Pick up the question below about whether Hom commuting with base change forces a module to be finitely generated projective, and continue it from its final sentence.

◆ **SELECTED TEXT**:

%%

4
$\begingroup$

Let $R$ be a commutative ring. Let $M$ be an $R$-module with the following property:

For every commutative $R$-algebra $A$ and every $R$-module $N$ the canonical map $\mathrm{Hom}_R(M,N) \otimes_R A \to \mathrm{Hom}_R(M,N \otimes_R A)$ is an isomorphism.

Does this imply that $M$ is finitely generated projective? If not, what happens when we even assume the following property?

For every homomorphism of commutative $R$-algebras $A \to B$ and every $A$-module $N$ the canonical map $\mathrm{Hom}_R(M,N) \otimes_A B \to \mathrm{Hom}_R(M,N \otimes_A B)$ is an isomorphism.

If this is too hard in general, what about explicit examples for $R$?

%%

◆ **RECORD SET**:
%%

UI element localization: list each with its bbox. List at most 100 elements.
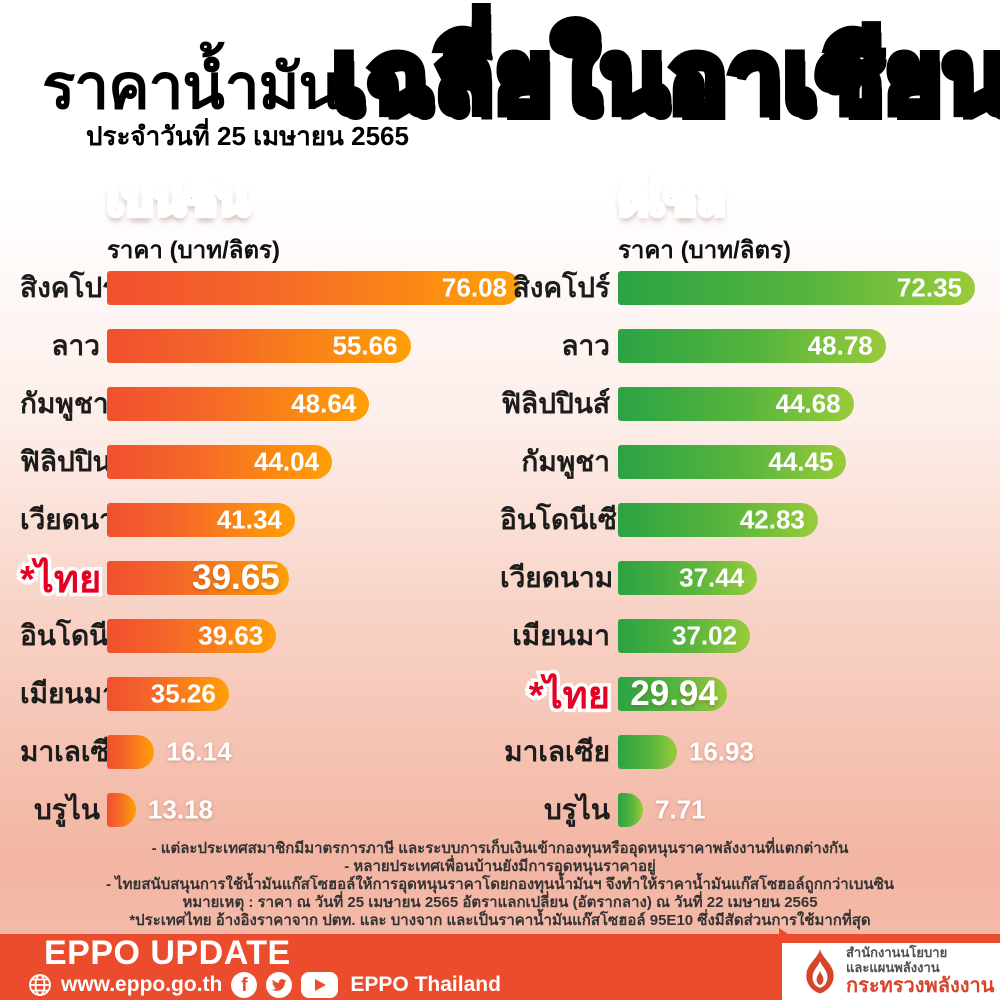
bar-track: 44.68 [618,387,975,421]
country-label: บรูไน [33,794,100,825]
price-bar: 37.02 [618,619,751,653]
price-bar: 42.83 [618,503,818,537]
agency-panel: สำนักงานนโยบาย และแผนพลังงาน กระทรวงพลัง… [782,943,1000,1000]
country-label: สิงคโปร์ [512,272,610,303]
country-label: กัมพูชา [521,446,610,477]
diesel-bars: สิงคโปร์ 72.35 ลาว 48.78 ฟิลิปปินส์ 44.68 กัมพ… [500,259,975,839]
website-link[interactable]: www.eppo.go.th [61,973,223,996]
price-bar: 44.04 [107,445,333,479]
country-label: เวียดนาม [500,562,614,593]
facebook-icon[interactable]: f [231,972,258,998]
price-value: 42.83 [739,504,805,535]
price-value: 7.71 [654,794,706,825]
bar-row: ฟิลิปปินส์ 44.68 [500,375,975,433]
footnote-line: - แต่ละประเทศสมาชิกมีมาตรการภาษี และระบบ… [151,840,849,857]
price-value: 37.02 [672,620,738,651]
country-label: กัมพูชา [20,388,109,419]
footnote-line: - หลายประเทศเพื่อนบ้านยังมีการอุดหนุนราค… [344,858,656,875]
bar-track: 48.78 [618,329,975,363]
benzine-chart: เบนซิน ราคา (บาท/ลิตร) สิงคโปร์ 76.08 ลาว 5… [20,168,520,848]
country-label: อินโดนีเซีย [20,620,154,651]
price-value: 13.18 [147,794,213,825]
bar-track: 48.64 [107,387,520,421]
benzine-chart-title: เบนซิน [107,168,249,228]
bar-row: เมียนมา 35.26 [20,665,520,723]
bar-row: *ไทย 29.94 [500,664,975,725]
price-bar: 44.68 [618,387,854,421]
price-bar: 55.66 [107,329,411,363]
bar-row: กัมพูชา 48.64 [20,375,520,433]
bar-row: มาเลเซีย 16.93 [500,723,975,781]
bar-track: 41.34 [107,503,520,537]
price-bar: 39.63 [107,619,277,653]
price-value: 29.94 [630,674,718,713]
price-bar: 16.14 [107,735,232,769]
bar-row: อินโดนีเซีย 39.63 [20,607,520,665]
brand-title: EPPO UPDATE [44,934,291,972]
bar-row: ฟิลิปปินส์ 44.04 [20,433,520,491]
price-value: 35.26 [150,678,216,709]
bar-row: มาเลเซีย 16.14 [20,723,520,781]
footnote-line: - ไทยสนับสนุนการใช้น้ำมันแก๊สโซฮอล์ให้กา… [105,876,895,893]
bar-row: สิงคโปร์ 72.35 [500,259,975,317]
footer-info: www.eppo.go.th f EPPO Thailand [28,972,501,998]
social-account-name: EPPO Thailand [350,973,501,996]
price-value: 44.68 [775,388,841,419]
bar-track: 13.18 [107,793,520,827]
price-bar: 48.78 [618,329,886,363]
twitter-icon[interactable] [266,972,293,998]
country-label: ฟิลิปปินส์ [20,446,129,477]
bar-track: 42.83 [618,503,975,537]
price-value: 16.93 [688,736,754,767]
country-label: อินโดนีเซีย [500,504,634,535]
price-value: 44.45 [768,446,834,477]
country-label: บรูไน [543,794,610,825]
price-bar: 13.18 [107,793,213,827]
footnotes: - แต่ละประเทศสมาชิกมีมาตรการภาษี และระบบ… [0,840,1000,930]
bar-track: 44.04 [107,445,520,479]
price-value: 41.34 [216,504,282,535]
price-bar: 39.65 [107,558,289,597]
agency-ministry: กระทรวงพลังงาน [846,975,995,997]
bar-track: 39.65 [107,558,520,597]
country-label-highlight: *ไทย [20,548,101,609]
country-label: ลาว [561,330,610,361]
price-value: 48.78 [807,330,873,361]
country-label: ลาว [51,330,100,361]
country-label-highlight: *ไทย [500,664,610,725]
country-label: เวียดนาม [20,504,134,535]
globe-icon [28,973,52,997]
bar-row: *ไทย 39.65 [20,548,520,609]
footnote-line: หมายเหตุ : ราคา ณ วันที่ 25 เมษายน 2565 … [182,894,818,911]
bar-track: 44.45 [618,445,975,479]
country-label: ฟิลิปปินส์ [501,388,610,419]
price-bar: 16.93 [618,735,754,769]
diesel-chart-subtitle: ราคา (บาท/ลิตร) [618,237,791,264]
diesel-chart: ดีเซล ราคา (บาท/ลิตร) สิงคโปร์ 72.35 ลาว 48… [500,168,975,848]
price-value: 48.64 [291,388,357,419]
bar-row: กัมพูชา 44.45 [500,433,975,491]
bar-row: เวียดนาม 41.34 [20,491,520,549]
price-value: 16.14 [166,736,232,767]
bar-track: 37.02 [618,619,975,653]
country-label: เมียนมา [20,678,118,709]
bar-row: บรูไน 7.71 [500,781,975,839]
price-bar: 35.26 [107,677,229,711]
price-bar: 37.44 [618,561,758,595]
price-bar: 7.71 [618,793,706,827]
youtube-icon[interactable] [301,972,339,998]
price-bar: 48.64 [107,387,370,421]
bar-track: 37.44 [618,561,975,595]
bar-row: เวียดนาม 37.44 [500,549,975,607]
bar-track: 72.35 [618,271,975,305]
bar-row: สิงคโปร์ 76.08 [20,259,520,317]
bar-track: 76.08 [107,271,520,305]
flame-icon [802,948,838,996]
price-value: 72.35 [896,272,962,303]
bar-row: อินโดนีเซีย 42.83 [500,491,975,549]
price-bar: 41.34 [107,503,295,537]
price-value: 55.66 [332,330,398,361]
bar-track: 16.14 [107,735,520,769]
price-value: 44.04 [254,446,320,477]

%%

◆ **TASK OUTPUT**:
  • 0
    In your 1st question, the fact that $A$ is an algebra does not seem to play any role.2012-12-24

1 Answers 1

4

If the canonical map is an iso for all modules $A$, then taking $N=R$ and $A=M$, we get an iso $\hom_R(M,R)\otimes_RM\to\hom_R(M,M)$. The preimage of $1_M$ gives a finite dual basis for $M$.

If you want the hypothesis on algebras only, you can probably reduce to the above by considering the $R$-algebra $A=R\oplus M$ with $M\cdot M=0$. One has to check this does give the hypothesis on all modules —I haven't looked :-)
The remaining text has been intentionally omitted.